▶ [EXERCISE DESCRIPTION] Wherever a line below holds the word "JSON", copy that line.

▶ [WORKING DATA]
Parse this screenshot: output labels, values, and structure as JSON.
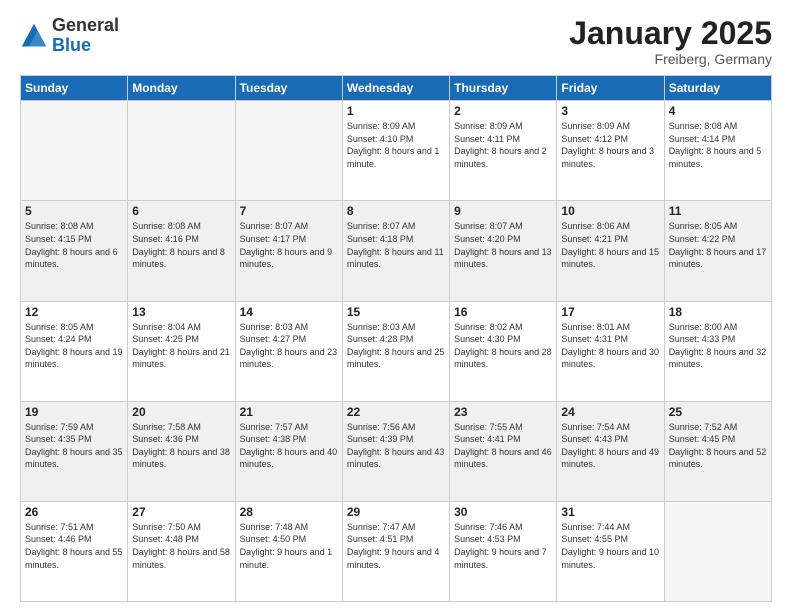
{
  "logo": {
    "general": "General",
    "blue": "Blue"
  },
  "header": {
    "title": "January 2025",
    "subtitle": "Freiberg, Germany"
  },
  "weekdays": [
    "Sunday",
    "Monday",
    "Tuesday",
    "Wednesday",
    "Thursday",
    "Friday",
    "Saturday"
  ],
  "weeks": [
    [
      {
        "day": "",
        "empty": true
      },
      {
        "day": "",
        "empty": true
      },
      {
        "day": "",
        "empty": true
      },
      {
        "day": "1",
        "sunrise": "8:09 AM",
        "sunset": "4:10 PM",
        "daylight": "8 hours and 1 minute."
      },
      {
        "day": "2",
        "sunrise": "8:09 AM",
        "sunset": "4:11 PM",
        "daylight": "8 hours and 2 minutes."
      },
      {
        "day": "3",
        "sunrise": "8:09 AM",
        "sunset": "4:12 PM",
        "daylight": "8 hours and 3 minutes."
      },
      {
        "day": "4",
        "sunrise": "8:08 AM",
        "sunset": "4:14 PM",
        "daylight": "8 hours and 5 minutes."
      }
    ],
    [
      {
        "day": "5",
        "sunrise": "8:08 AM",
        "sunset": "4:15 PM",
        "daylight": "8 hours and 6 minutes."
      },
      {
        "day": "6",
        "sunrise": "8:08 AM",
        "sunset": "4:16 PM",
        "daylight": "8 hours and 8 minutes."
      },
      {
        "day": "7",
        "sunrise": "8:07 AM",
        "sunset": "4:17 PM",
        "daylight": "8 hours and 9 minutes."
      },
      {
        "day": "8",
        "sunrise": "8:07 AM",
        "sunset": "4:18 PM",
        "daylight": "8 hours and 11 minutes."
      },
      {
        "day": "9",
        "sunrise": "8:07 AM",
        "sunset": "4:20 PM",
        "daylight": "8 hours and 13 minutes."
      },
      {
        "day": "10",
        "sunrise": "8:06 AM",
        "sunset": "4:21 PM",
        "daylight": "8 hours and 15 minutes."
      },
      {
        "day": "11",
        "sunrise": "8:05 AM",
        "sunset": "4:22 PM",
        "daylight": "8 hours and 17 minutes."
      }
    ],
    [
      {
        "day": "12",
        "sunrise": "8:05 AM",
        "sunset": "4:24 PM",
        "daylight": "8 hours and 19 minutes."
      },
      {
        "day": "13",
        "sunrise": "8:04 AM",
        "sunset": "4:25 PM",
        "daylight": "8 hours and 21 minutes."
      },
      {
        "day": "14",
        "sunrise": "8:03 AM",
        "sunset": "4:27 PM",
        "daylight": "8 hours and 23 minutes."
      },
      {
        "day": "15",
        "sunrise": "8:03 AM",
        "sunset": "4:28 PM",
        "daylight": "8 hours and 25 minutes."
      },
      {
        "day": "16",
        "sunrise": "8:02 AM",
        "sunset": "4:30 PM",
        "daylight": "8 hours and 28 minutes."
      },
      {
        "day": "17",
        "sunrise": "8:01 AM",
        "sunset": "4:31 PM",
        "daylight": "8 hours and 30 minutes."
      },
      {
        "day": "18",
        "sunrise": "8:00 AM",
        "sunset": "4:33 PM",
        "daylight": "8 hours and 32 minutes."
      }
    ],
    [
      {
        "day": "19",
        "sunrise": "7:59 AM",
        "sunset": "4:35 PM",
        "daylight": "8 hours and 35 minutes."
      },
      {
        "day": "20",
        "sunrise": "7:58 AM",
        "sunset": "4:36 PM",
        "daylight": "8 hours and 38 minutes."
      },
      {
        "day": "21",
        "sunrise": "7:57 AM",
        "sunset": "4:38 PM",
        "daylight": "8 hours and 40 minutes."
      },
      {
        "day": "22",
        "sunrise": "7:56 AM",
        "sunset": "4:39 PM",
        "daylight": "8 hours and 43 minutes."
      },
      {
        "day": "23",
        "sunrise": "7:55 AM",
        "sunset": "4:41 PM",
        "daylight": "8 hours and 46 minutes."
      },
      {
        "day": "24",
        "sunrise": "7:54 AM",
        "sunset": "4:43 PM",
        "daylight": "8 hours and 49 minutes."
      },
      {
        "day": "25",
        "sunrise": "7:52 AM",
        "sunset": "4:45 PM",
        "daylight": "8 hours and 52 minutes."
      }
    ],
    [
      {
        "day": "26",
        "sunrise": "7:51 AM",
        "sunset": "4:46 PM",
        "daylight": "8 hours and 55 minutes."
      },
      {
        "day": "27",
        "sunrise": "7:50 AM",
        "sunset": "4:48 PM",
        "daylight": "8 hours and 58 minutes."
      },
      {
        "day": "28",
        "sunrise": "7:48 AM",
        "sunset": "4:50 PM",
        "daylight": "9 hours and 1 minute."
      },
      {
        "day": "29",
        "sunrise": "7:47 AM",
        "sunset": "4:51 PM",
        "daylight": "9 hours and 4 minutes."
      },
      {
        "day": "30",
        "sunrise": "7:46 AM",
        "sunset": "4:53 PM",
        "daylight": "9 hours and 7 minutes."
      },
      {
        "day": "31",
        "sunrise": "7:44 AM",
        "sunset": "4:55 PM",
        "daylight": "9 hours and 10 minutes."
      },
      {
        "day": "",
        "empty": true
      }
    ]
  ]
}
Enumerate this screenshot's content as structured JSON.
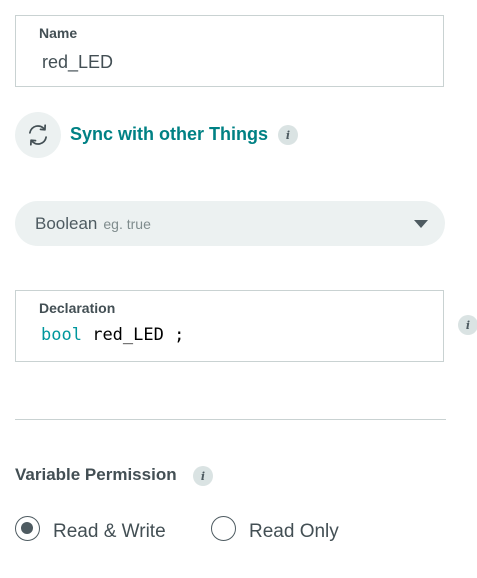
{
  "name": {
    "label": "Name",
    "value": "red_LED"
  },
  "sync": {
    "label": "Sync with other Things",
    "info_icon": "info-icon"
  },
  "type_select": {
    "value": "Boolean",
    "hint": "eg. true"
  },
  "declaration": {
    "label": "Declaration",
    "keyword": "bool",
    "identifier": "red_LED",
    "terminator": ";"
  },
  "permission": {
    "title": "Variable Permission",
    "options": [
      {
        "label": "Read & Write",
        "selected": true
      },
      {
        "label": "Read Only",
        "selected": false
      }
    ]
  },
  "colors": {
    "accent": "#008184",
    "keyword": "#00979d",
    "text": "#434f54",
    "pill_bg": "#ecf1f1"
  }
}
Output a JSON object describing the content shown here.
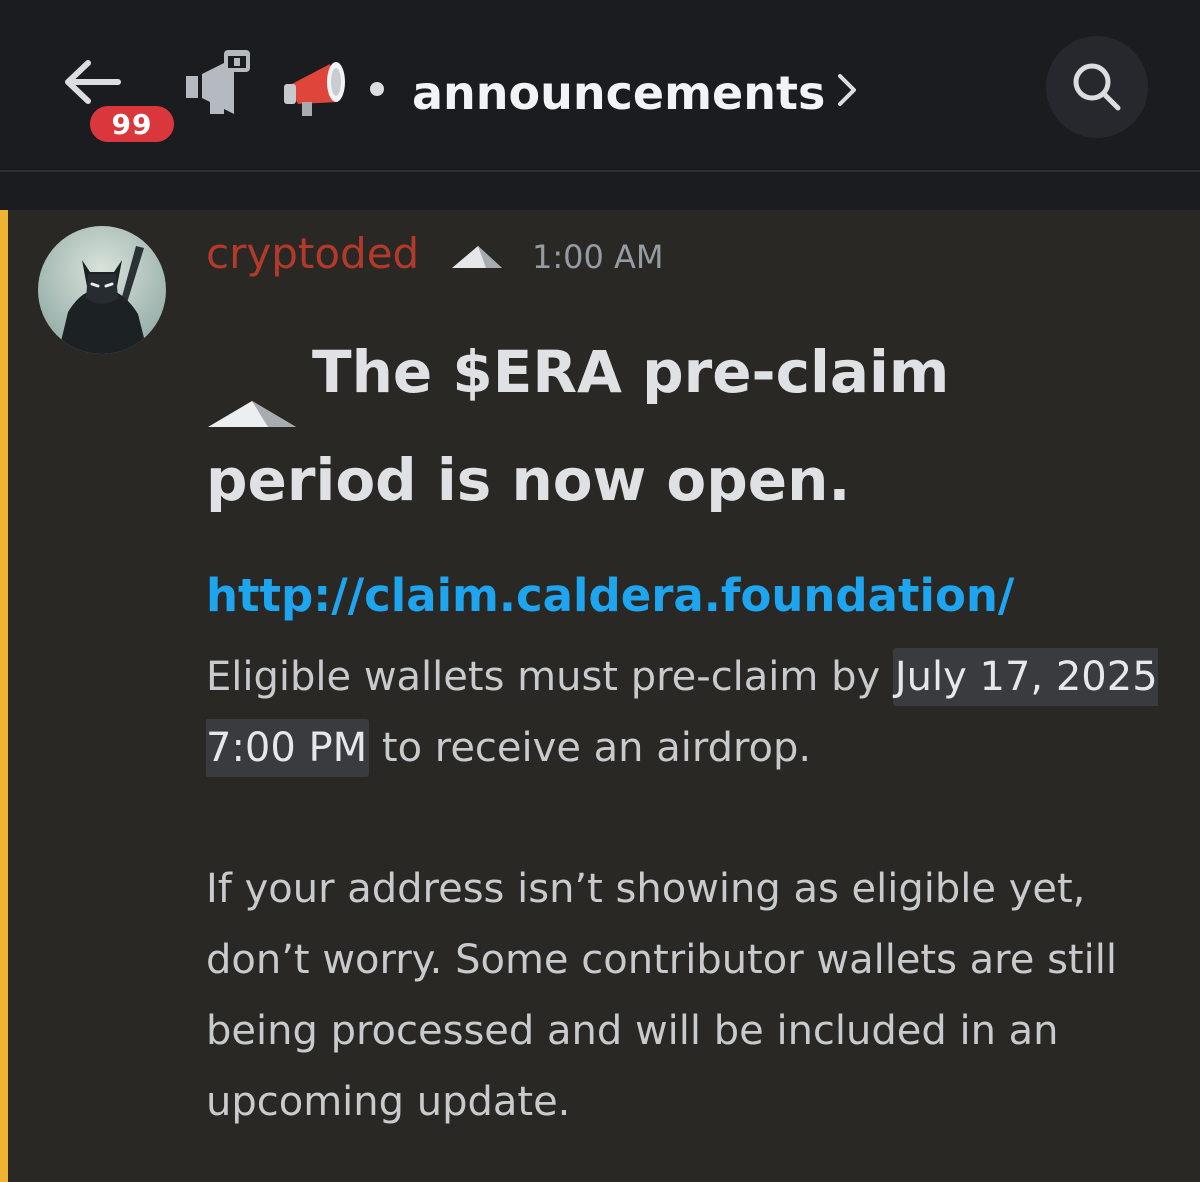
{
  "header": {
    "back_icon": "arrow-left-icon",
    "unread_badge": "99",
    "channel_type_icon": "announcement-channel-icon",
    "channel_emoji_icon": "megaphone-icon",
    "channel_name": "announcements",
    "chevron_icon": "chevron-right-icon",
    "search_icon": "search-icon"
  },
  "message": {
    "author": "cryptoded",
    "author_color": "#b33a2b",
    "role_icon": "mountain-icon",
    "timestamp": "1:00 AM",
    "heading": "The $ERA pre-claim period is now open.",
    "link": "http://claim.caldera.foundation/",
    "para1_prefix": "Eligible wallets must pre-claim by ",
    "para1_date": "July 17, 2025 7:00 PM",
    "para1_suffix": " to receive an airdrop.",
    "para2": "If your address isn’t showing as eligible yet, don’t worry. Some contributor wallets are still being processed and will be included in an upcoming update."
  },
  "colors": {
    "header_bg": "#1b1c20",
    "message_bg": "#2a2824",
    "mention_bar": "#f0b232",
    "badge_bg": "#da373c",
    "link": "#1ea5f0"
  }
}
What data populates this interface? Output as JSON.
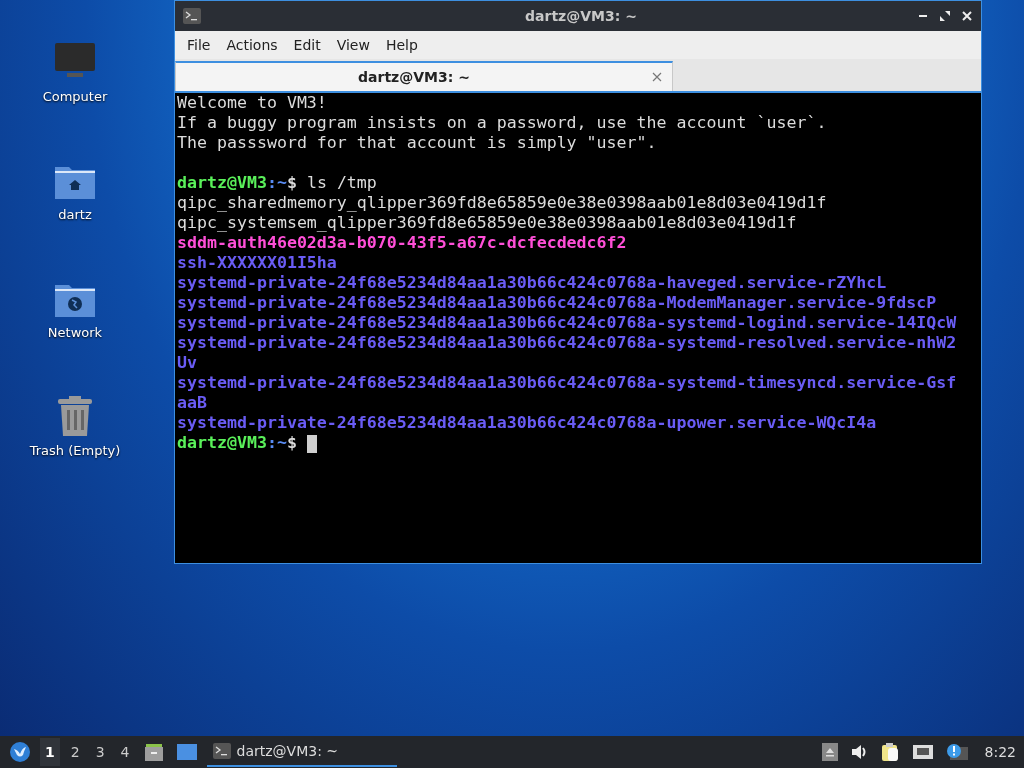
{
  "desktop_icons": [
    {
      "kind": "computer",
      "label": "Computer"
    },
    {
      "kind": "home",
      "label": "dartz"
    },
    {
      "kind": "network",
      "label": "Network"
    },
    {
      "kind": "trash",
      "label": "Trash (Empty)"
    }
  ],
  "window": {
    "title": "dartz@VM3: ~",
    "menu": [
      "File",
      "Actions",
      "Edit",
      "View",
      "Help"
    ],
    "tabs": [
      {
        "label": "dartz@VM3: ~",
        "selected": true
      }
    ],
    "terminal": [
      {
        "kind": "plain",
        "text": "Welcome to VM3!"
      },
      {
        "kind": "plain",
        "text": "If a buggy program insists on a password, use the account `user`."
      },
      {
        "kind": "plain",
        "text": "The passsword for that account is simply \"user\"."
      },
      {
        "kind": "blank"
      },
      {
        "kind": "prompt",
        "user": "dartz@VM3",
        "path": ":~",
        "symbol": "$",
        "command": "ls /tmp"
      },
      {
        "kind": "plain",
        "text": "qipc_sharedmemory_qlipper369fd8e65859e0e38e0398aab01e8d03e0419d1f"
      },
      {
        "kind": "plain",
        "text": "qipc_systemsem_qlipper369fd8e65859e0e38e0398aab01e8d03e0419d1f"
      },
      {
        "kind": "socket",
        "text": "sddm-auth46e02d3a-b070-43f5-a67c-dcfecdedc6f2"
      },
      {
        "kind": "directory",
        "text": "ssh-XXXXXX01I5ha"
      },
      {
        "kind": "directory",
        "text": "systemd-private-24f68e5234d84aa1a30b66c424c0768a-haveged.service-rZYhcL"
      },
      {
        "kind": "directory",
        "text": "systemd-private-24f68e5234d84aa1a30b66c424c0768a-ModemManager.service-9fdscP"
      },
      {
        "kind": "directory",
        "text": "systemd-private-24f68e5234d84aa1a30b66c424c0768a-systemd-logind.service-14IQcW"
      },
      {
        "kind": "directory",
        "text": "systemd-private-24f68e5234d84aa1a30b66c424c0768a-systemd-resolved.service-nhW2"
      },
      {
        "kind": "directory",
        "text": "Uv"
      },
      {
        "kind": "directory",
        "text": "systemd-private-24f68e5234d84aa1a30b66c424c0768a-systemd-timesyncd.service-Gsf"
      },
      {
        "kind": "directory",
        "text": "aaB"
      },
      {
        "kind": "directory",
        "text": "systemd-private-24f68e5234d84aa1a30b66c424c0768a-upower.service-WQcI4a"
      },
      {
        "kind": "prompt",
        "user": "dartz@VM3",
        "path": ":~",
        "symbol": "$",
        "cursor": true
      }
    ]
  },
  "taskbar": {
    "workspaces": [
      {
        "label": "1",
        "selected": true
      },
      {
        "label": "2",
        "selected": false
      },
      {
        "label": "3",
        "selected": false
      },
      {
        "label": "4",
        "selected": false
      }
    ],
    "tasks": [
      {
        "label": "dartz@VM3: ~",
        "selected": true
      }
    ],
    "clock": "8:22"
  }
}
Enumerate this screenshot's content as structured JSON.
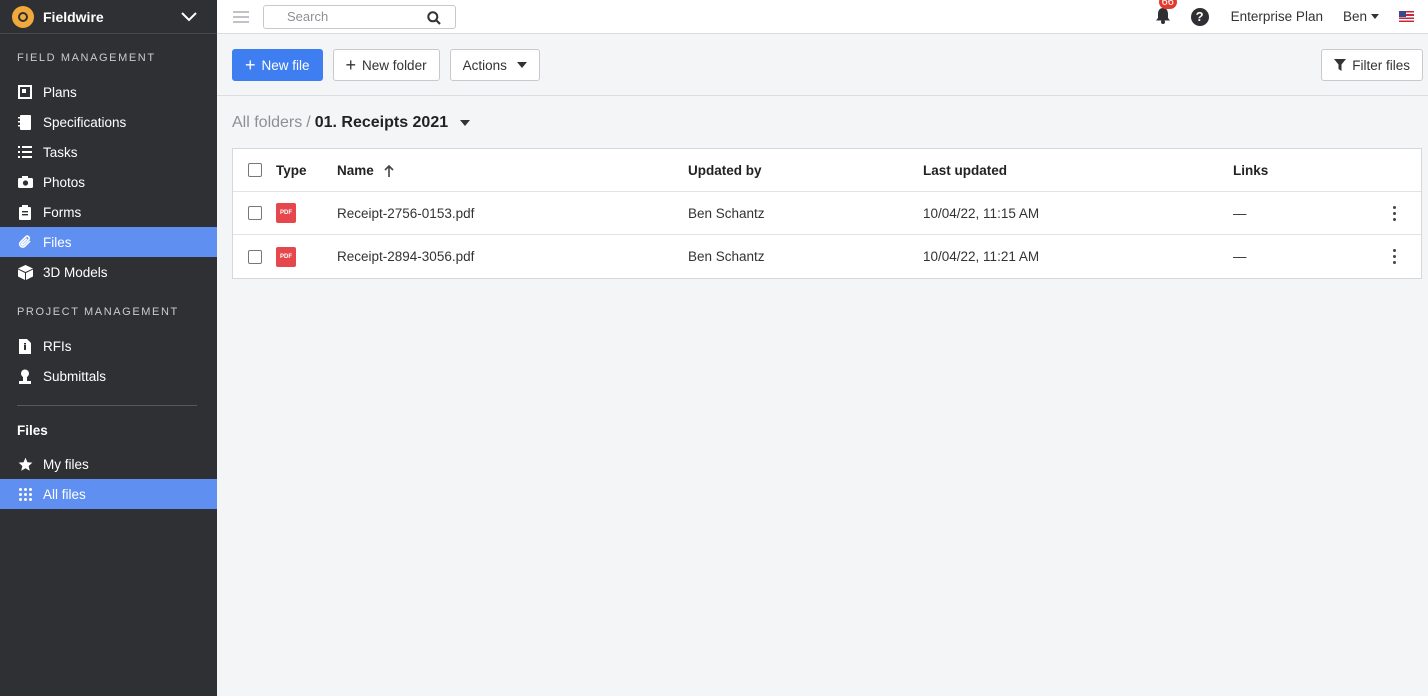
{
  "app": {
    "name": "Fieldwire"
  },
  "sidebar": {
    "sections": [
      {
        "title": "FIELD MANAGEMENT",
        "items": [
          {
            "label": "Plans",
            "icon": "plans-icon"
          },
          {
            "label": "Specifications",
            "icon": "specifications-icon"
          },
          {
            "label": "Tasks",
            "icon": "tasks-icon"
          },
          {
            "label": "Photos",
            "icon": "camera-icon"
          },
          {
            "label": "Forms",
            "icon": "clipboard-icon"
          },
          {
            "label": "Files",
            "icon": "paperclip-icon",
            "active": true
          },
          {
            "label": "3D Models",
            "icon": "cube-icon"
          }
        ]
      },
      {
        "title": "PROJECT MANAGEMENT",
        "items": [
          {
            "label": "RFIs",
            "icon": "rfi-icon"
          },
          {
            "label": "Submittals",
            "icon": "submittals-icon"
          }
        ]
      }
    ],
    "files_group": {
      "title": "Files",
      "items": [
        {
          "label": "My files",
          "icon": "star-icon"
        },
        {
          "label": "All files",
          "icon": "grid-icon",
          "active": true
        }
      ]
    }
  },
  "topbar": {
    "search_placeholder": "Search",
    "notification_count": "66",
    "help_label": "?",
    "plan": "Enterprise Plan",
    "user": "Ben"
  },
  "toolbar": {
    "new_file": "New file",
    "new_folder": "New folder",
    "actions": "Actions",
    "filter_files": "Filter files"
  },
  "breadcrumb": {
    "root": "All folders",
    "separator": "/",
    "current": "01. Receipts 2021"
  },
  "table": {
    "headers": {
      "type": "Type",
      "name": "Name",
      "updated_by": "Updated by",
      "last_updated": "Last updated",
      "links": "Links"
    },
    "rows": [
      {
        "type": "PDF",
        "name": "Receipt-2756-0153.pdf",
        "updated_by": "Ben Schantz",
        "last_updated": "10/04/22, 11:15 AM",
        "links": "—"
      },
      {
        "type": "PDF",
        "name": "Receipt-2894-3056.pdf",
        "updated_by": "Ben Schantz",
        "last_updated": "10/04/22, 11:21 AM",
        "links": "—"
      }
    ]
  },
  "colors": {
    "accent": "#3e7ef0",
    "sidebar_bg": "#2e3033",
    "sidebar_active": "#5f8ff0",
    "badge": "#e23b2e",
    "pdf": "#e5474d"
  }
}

▶ [FINISHED TASK]
Parse this screenshot: output labels, values, and structure as JSON.
Enumerate this screenshot's content as structured JSON.
Output a JSON object describing the content shown here.
What data populates this interface? Output as JSON.
Enumerate this screenshot's content as structured JSON.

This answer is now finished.